» **Data to process**
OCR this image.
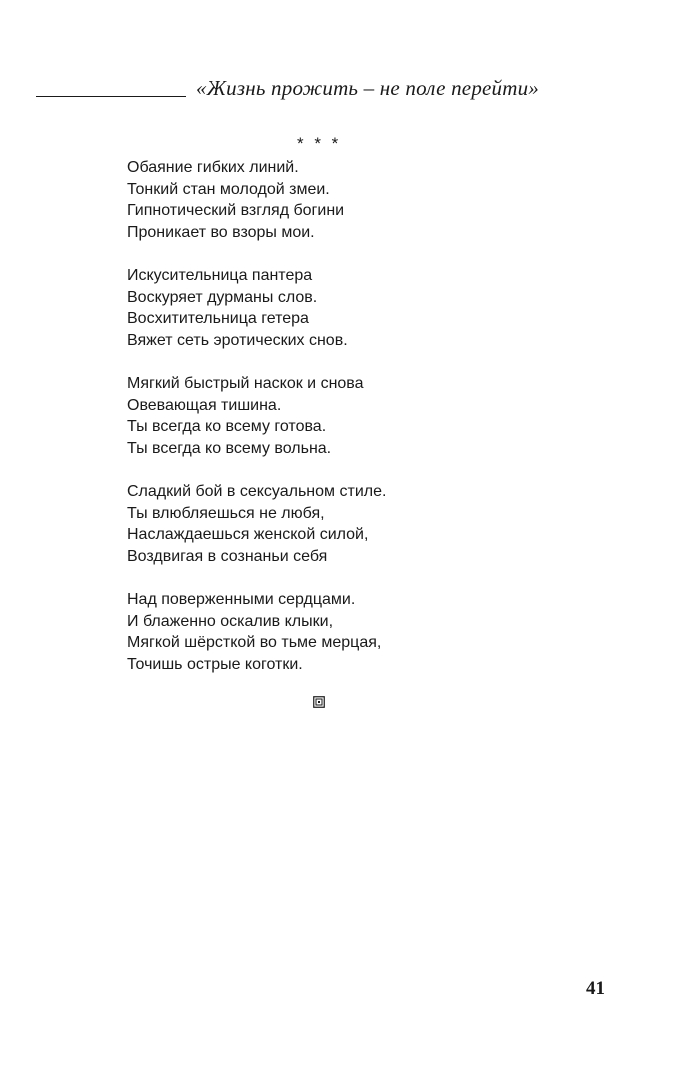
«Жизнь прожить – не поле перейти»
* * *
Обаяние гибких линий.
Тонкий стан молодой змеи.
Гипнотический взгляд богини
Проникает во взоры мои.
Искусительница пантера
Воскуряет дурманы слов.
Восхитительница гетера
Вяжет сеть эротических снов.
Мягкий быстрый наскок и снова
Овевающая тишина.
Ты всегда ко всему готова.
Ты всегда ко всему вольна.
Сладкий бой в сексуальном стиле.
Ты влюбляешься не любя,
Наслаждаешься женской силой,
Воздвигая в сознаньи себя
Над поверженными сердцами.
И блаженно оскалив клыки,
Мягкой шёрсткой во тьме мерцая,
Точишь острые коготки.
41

» **Goal**
Repeat the records above exactly, omitting every picture.

» **Written reply**
OCR this image.
«Жизнь прожить – не поле перейти»
* * *
Обаяние гибких линий.
Тонкий стан молодой змеи.
Гипнотический взгляд богини
Проникает во взоры мои.
Искусительница пантера
Воскуряет дурманы слов.
Восхитительница гетера
Вяжет сеть эротических снов.
Мягкий быстрый наскок и снова
Овевающая тишина.
Ты всегда ко всему готова.
Ты всегда ко всему вольна.
Сладкий бой в сексуальном стиле.
Ты влюбляешься не любя,
Наслаждаешься женской силой,
Воздвигая в сознаньи себя
Над поверженными сердцами.
И блаженно оскалив клыки,
Мягкой шёрсткой во тьме мерцая,
Точишь острые коготки.
41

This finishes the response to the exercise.